Stored data entries =>
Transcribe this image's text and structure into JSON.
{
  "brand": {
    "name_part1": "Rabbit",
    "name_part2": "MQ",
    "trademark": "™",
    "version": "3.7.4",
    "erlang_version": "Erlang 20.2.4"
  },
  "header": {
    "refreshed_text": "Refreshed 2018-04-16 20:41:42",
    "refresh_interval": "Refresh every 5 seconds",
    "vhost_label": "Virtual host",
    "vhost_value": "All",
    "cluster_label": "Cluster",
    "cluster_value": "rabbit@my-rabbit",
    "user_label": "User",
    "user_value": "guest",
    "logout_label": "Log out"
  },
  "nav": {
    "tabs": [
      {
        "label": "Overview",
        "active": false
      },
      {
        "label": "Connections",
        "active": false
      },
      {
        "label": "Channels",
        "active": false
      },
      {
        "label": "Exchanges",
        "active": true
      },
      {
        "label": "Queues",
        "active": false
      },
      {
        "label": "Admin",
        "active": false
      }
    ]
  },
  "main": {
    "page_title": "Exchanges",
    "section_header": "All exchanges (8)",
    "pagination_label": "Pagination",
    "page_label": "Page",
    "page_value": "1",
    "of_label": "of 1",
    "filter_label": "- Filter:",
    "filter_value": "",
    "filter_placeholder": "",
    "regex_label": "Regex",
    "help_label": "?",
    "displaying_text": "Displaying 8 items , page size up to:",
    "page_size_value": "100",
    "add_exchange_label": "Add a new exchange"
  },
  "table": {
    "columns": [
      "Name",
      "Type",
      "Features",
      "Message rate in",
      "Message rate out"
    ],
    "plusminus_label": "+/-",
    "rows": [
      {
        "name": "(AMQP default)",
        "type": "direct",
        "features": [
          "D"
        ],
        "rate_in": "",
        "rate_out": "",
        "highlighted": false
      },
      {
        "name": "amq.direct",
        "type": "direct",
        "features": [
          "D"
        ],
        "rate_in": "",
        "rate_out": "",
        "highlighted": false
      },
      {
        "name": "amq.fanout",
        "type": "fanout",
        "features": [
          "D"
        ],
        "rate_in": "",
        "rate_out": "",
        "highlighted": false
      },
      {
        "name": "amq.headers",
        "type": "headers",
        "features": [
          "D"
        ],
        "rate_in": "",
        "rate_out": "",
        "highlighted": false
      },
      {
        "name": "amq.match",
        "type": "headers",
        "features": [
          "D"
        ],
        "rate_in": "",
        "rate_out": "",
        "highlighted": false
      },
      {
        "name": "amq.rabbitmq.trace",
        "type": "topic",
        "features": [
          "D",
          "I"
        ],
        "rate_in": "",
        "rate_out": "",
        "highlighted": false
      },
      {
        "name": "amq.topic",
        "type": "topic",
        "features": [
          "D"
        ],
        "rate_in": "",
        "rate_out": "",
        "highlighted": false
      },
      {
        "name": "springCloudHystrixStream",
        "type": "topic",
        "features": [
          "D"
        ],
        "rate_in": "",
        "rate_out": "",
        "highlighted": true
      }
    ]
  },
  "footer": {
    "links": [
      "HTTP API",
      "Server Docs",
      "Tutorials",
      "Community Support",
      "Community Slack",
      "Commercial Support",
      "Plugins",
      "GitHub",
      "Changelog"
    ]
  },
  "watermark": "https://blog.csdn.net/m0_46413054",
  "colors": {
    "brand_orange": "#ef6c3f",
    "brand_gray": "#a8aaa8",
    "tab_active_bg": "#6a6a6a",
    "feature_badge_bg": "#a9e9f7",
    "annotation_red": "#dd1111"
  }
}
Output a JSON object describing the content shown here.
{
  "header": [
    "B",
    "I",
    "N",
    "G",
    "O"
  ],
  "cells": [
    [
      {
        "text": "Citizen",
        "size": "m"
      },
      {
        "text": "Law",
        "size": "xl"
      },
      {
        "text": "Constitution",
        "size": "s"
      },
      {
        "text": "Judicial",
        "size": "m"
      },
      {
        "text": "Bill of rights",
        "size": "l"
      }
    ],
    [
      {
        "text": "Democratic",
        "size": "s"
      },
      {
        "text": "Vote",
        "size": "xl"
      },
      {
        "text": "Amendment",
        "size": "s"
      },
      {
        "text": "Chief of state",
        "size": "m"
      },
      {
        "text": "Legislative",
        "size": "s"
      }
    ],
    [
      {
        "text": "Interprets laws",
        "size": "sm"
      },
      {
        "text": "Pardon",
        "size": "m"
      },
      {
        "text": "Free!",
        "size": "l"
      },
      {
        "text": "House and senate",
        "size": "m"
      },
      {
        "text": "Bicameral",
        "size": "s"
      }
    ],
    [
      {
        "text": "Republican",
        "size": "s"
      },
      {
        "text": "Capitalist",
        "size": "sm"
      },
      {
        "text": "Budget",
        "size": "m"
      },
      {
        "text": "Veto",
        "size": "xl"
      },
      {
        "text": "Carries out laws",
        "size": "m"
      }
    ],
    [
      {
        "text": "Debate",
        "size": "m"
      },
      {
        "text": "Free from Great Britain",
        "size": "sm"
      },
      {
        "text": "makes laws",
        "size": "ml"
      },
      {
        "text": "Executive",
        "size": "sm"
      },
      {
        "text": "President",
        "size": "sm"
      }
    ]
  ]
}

EXERCISE =>
Write down the full listing again, exactly.

OUTPUT FOR THIS EXERCISE =>
Transcribe this image's text and structure into JSON.
{
  "brand": {
    "name_part1": "Rabbit",
    "name_part2": "MQ",
    "trademark": "™",
    "version": "3.7.4",
    "erlang_version": "Erlang 20.2.4"
  },
  "header": {
    "refreshed_text": "Refreshed 2018-04-16 20:41:42",
    "refresh_interval": "Refresh every 5 seconds",
    "vhost_label": "Virtual host",
    "vhost_value": "All",
    "cluster_label": "Cluster",
    "cluster_value": "rabbit@my-rabbit",
    "user_label": "User",
    "user_value": "guest",
    "logout_label": "Log out"
  },
  "nav": {
    "tabs": [
      {
        "label": "Overview",
        "active": false
      },
      {
        "label": "Connections",
        "active": false
      },
      {
        "label": "Channels",
        "active": false
      },
      {
        "label": "Exchanges",
        "active": true
      },
      {
        "label": "Queues",
        "active": false
      },
      {
        "label": "Admin",
        "active": false
      }
    ]
  },
  "main": {
    "page_title": "Exchanges",
    "section_header": "All exchanges (8)",
    "pagination_label": "Pagination",
    "page_label": "Page",
    "page_value": "1",
    "of_label": "of 1",
    "filter_label": "- Filter:",
    "filter_value": "",
    "filter_placeholder": "",
    "regex_label": "Regex",
    "help_label": "?",
    "displaying_text": "Displaying 8 items , page size up to:",
    "page_size_value": "100",
    "add_exchange_label": "Add a new exchange"
  },
  "table": {
    "columns": [
      "Name",
      "Type",
      "Features",
      "Message rate in",
      "Message rate out"
    ],
    "plusminus_label": "+/-",
    "rows": [
      {
        "name": "(AMQP default)",
        "type": "direct",
        "features": [
          "D"
        ],
        "rate_in": "",
        "rate_out": "",
        "highlighted": false
      },
      {
        "name": "amq.direct",
        "type": "direct",
        "features": [
          "D"
        ],
        "rate_in": "",
        "rate_out": "",
        "highlighted": false
      },
      {
        "name": "amq.fanout",
        "type": "fanout",
        "features": [
          "D"
        ],
        "rate_in": "",
        "rate_out": "",
        "highlighted": false
      },
      {
        "name": "amq.headers",
        "type": "headers",
        "features": [
          "D"
        ],
        "rate_in": "",
        "rate_out": "",
        "highlighted": false
      },
      {
        "name": "amq.match",
        "type": "headers",
        "features": [
          "D"
        ],
        "rate_in": "",
        "rate_out": "",
        "highlighted": false
      },
      {
        "name": "amq.rabbitmq.trace",
        "type": "topic",
        "features": [
          "D",
          "I"
        ],
        "rate_in": "",
        "rate_out": "",
        "highlighted": false
      },
      {
        "name": "amq.topic",
        "type": "topic",
        "features": [
          "D"
        ],
        "rate_in": "",
        "rate_out": "",
        "highlighted": false
      },
      {
        "name": "springCloudHystrixStream",
        "type": "topic",
        "features": [
          "D"
        ],
        "rate_in": "",
        "rate_out": "",
        "highlighted": true
      }
    ]
  },
  "footer": {
    "links": [
      "HTTP API",
      "Server Docs",
      "Tutorials",
      "Community Support",
      "Community Slack",
      "Commercial Support",
      "Plugins",
      "GitHub",
      "Changelog"
    ]
  },
  "watermark": "https://blog.csdn.net/m0_46413054",
  "colors": {
    "brand_orange": "#ef6c3f",
    "brand_gray": "#a8aaa8",
    "tab_active_bg": "#6a6a6a",
    "feature_badge_bg": "#a9e9f7",
    "annotation_red": "#dd1111"
  }
}
Output a JSON object describing the content shown here.
{
  "header": [
    "B",
    "I",
    "N",
    "G",
    "O"
  ],
  "cells": [
    [
      {
        "text": "Citizen",
        "size": "m"
      },
      {
        "text": "Law",
        "size": "xl"
      },
      {
        "text": "Constitution",
        "size": "s"
      },
      {
        "text": "Judicial",
        "size": "m"
      },
      {
        "text": "Bill of rights",
        "size": "l"
      }
    ],
    [
      {
        "text": "Democratic",
        "size": "s"
      },
      {
        "text": "Vote",
        "size": "xl"
      },
      {
        "text": "Amendment",
        "size": "s"
      },
      {
        "text": "Chief of state",
        "size": "m"
      },
      {
        "text": "Legislative",
        "size": "s"
      }
    ],
    [
      {
        "text": "Interprets laws",
        "size": "sm"
      },
      {
        "text": "Pardon",
        "size": "m"
      },
      {
        "text": "Free!",
        "size": "l"
      },
      {
        "text": "House and senate",
        "size": "m"
      },
      {
        "text": "Bicameral",
        "size": "s"
      }
    ],
    [
      {
        "text": "Republican",
        "size": "s"
      },
      {
        "text": "Capitalist",
        "size": "sm"
      },
      {
        "text": "Budget",
        "size": "m"
      },
      {
        "text": "Veto",
        "size": "xl"
      },
      {
        "text": "Carries out laws",
        "size": "m"
      }
    ],
    [
      {
        "text": "Debate",
        "size": "m"
      },
      {
        "text": "Free from Great Britain",
        "size": "sm"
      },
      {
        "text": "makes laws",
        "size": "ml"
      },
      {
        "text": "Executive",
        "size": "sm"
      },
      {
        "text": "President",
        "size": "sm"
      }
    ]
  ]
}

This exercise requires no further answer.